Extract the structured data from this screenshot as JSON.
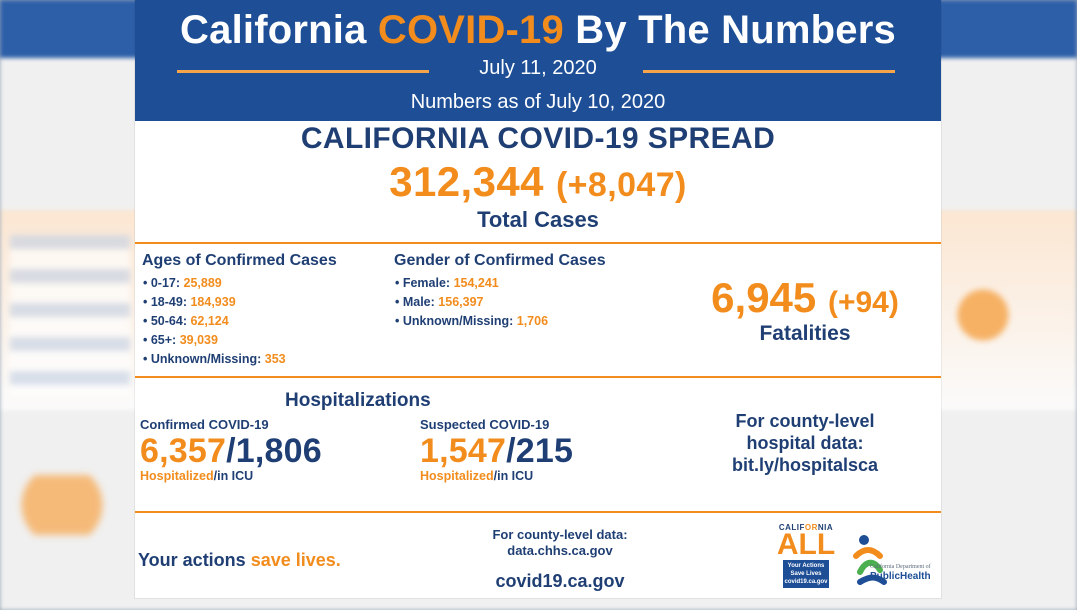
{
  "header": {
    "title_part1": "California",
    "title_part2": "COVID-19",
    "title_part3": "By The Numbers",
    "date": "July 11, 2020",
    "as_of": "Numbers as of July 10, 2020",
    "colors": {
      "header_blue": "#1d4e96",
      "accent_orange": "#f28c1d",
      "text_navy": "#1f3f74"
    }
  },
  "spread": {
    "title": "CALIFORNIA COVID-19 SPREAD",
    "total_cases": "312,344",
    "delta": "(+8,047)",
    "label": "Total Cases"
  },
  "ages": {
    "title": "Ages of Confirmed Cases",
    "items": [
      {
        "label": "• 0-17:",
        "value": "25,889"
      },
      {
        "label": "• 18-49:",
        "value": "184,939"
      },
      {
        "label": "• 50-64:",
        "value": "62,124"
      },
      {
        "label": "• 65+:",
        "value": "39,039"
      },
      {
        "label": "• Unknown/Missing:",
        "value": "353"
      }
    ]
  },
  "gender": {
    "title": "Gender of Confirmed Cases",
    "items": [
      {
        "label": "• Female:",
        "value": "154,241"
      },
      {
        "label": "• Male:",
        "value": "156,397"
      },
      {
        "label": "• Unknown/Missing:",
        "value": "1,706"
      }
    ]
  },
  "fatalities": {
    "value": "6,945",
    "delta": "(+94)",
    "label": "Fatalities"
  },
  "hospitalizations": {
    "title": "Hospitalizations",
    "confirmed": {
      "label": "Confirmed COVID-19",
      "hospitalized": "6,357",
      "icu": "1,806",
      "sub_hospitalized": "Hospitalized",
      "sub_icu": "/in ICU"
    },
    "suspected": {
      "label": "Suspected COVID-19",
      "hospitalized": "1,547",
      "icu": "215",
      "sub_hospitalized": "Hospitalized",
      "sub_icu": "/in ICU"
    },
    "county_hosp": {
      "line1": "For county-level",
      "line2": "hospital data:",
      "line3": "bit.ly/hospitalsca"
    }
  },
  "footer": {
    "left_part1": "Your actions ",
    "left_part2": "save lives.",
    "county_line1": "For county-level data:",
    "county_line2": "data.chhs.ca.gov",
    "site": "covid19.ca.gov"
  },
  "logos": {
    "california_all": {
      "top_part1": "CALIF",
      "top_part2": "OR",
      "top_part3": "NIA",
      "all": "ALL",
      "box_text": "Your Actions Save Lives covid19.ca.gov"
    },
    "cdph": {
      "small": "California Department of",
      "big": "PublicHealth"
    }
  },
  "icons": {
    "cdph_logo_icon": "cdph-logo-icon"
  }
}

━━━━

The problem — Scan the entries above. Copy each line that has the string "label".

The response —
    "label": "Total Cases"
        "label": "• 0-17:",
        "label": "• 18-49:",
        "label": "• 50-64:",
        "label": "• 65+:",
        "label": "• Unknown/Missing:",
        "label": "• Female:",
        "label": "• Male:",
        "label": "• Unknown/Missing:",
    "label": "Fatalities"
      "label": "Confirmed COVID-19",
      "label": "Suspected COVID-19",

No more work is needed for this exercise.